Start of Record extracts

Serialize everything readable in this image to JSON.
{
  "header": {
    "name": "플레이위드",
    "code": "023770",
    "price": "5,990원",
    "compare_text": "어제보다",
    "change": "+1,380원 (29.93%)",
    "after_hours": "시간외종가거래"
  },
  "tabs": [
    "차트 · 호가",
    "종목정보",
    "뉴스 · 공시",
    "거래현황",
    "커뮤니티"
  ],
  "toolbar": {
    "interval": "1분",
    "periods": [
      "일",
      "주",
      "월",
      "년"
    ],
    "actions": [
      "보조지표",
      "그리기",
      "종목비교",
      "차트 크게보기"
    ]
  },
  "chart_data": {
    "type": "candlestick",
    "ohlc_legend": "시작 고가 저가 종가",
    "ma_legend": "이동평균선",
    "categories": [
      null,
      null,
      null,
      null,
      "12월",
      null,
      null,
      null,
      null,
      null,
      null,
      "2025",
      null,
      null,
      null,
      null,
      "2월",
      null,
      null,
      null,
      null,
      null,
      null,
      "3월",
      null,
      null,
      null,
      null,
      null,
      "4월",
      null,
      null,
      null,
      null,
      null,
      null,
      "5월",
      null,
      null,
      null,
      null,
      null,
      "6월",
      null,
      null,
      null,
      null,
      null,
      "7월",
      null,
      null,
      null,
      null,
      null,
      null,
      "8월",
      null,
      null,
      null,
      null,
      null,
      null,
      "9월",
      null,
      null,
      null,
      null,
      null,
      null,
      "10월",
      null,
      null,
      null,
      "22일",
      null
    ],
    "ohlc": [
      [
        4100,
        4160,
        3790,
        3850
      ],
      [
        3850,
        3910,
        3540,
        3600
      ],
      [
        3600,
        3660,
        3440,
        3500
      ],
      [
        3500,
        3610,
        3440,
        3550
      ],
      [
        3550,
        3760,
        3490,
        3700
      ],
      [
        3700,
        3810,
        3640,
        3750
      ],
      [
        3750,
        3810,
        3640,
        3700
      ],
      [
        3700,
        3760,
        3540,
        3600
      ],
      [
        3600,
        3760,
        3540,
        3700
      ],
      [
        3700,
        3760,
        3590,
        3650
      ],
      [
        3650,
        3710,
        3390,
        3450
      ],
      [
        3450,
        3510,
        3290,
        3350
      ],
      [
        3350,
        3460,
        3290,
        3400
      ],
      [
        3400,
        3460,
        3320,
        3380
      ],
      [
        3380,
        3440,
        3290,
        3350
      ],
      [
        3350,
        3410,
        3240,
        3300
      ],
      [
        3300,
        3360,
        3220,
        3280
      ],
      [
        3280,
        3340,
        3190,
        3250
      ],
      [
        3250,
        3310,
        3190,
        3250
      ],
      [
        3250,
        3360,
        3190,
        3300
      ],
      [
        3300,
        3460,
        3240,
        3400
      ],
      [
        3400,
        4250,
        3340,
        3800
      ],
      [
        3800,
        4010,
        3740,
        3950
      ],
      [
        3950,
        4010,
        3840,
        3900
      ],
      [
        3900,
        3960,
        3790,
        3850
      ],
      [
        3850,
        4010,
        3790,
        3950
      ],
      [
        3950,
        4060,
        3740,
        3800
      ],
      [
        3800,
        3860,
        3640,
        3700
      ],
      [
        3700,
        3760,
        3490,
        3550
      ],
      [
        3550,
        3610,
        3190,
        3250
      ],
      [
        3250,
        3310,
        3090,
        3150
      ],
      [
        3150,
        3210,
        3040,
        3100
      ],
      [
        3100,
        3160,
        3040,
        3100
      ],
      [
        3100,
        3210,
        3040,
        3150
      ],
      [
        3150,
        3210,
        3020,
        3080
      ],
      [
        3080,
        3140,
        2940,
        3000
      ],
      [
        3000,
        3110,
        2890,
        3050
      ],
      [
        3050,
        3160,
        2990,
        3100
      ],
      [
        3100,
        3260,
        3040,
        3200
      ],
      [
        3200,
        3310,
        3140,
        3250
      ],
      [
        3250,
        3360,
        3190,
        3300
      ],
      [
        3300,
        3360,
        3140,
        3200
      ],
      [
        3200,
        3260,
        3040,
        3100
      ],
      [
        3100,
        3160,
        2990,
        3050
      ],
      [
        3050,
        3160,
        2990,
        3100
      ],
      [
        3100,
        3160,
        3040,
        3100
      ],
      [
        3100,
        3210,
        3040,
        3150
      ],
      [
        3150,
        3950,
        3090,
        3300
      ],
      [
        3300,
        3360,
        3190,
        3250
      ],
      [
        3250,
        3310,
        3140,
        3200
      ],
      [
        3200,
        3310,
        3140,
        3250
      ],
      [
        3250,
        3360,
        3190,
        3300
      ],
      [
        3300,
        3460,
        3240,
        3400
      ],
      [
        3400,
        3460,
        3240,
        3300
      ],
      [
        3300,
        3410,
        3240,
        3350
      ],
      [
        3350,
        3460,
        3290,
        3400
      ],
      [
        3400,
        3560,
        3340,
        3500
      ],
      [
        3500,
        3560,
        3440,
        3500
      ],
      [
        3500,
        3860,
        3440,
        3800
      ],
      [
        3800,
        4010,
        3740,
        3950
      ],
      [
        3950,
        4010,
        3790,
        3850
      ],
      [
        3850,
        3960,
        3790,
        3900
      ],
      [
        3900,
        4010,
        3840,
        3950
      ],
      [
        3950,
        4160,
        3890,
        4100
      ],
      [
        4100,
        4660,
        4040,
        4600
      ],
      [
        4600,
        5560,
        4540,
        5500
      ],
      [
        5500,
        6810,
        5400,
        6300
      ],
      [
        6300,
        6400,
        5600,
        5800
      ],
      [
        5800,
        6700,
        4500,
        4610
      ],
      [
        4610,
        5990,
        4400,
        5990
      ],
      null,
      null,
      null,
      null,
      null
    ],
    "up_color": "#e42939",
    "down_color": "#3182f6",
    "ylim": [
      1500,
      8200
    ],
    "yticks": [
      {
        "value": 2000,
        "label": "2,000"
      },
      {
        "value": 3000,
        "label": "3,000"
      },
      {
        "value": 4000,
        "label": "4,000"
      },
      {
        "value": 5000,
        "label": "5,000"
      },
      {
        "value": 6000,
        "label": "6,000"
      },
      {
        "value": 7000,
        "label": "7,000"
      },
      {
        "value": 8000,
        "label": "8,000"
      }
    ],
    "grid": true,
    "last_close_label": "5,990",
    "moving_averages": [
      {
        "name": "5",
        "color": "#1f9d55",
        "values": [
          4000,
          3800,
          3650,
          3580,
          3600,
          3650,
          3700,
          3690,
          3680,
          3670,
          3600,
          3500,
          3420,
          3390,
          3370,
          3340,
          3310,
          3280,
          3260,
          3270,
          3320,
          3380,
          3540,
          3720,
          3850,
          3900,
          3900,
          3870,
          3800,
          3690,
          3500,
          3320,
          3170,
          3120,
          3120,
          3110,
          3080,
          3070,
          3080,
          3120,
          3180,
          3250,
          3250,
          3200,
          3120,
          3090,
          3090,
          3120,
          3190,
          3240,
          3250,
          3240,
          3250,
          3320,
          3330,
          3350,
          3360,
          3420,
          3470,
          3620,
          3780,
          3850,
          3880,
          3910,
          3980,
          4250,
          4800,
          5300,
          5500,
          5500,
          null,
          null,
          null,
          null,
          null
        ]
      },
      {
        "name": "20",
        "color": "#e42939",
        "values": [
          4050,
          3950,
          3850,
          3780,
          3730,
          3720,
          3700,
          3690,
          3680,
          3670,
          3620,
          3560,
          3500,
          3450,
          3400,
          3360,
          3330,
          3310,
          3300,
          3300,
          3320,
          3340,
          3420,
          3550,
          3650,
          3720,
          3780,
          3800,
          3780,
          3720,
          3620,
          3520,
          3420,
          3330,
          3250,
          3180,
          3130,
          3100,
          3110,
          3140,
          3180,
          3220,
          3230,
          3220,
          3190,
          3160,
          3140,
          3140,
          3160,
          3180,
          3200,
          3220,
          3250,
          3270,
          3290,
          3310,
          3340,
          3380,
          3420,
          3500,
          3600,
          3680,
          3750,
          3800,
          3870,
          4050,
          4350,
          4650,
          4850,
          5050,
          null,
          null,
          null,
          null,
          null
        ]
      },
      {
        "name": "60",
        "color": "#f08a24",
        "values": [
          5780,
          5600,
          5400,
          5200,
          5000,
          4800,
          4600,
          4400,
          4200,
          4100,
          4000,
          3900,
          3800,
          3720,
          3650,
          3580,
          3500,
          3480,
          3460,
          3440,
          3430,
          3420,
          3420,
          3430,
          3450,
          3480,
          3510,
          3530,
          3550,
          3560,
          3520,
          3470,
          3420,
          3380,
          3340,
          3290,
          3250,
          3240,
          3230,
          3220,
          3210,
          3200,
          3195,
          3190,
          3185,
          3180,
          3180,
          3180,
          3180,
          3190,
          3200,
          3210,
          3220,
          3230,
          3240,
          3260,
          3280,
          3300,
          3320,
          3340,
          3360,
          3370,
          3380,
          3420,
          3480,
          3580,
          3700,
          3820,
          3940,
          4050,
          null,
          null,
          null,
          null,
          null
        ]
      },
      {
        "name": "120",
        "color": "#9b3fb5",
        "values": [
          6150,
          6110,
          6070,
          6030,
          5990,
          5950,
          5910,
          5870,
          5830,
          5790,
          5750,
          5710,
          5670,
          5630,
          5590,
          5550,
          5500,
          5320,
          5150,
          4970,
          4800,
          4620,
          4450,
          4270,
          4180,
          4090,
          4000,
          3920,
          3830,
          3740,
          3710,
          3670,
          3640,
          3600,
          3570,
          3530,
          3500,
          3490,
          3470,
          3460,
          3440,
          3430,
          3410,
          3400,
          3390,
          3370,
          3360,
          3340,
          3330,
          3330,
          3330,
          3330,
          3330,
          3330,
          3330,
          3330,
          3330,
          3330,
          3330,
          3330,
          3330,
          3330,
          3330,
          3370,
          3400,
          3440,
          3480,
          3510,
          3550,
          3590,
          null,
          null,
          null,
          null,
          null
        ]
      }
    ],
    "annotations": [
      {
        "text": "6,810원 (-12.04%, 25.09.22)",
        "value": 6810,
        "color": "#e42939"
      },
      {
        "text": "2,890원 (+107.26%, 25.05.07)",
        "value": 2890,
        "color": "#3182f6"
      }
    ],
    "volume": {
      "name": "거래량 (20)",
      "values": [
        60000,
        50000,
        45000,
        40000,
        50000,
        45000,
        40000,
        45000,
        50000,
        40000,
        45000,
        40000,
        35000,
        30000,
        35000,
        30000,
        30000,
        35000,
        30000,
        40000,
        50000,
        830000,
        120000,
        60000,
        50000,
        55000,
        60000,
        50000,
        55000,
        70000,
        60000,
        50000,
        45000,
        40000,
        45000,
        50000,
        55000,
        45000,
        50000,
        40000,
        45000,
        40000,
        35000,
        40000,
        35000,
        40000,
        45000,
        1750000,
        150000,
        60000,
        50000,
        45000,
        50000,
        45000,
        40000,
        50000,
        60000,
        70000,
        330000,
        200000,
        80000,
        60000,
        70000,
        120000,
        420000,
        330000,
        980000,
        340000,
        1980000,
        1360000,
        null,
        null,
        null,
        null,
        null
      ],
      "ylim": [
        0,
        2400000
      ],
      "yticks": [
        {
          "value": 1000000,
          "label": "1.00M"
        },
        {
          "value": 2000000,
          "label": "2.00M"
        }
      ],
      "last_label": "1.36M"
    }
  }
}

End of Record extracts

*Aim*.
Search the records above for the string "name". Copy every line that contains it.

*Reply*.
    "name": "플레이위드",
        "name": "5",
        "name": "20",
        "name": "60",
        "name": "120",
      "name": "거래량 (20)",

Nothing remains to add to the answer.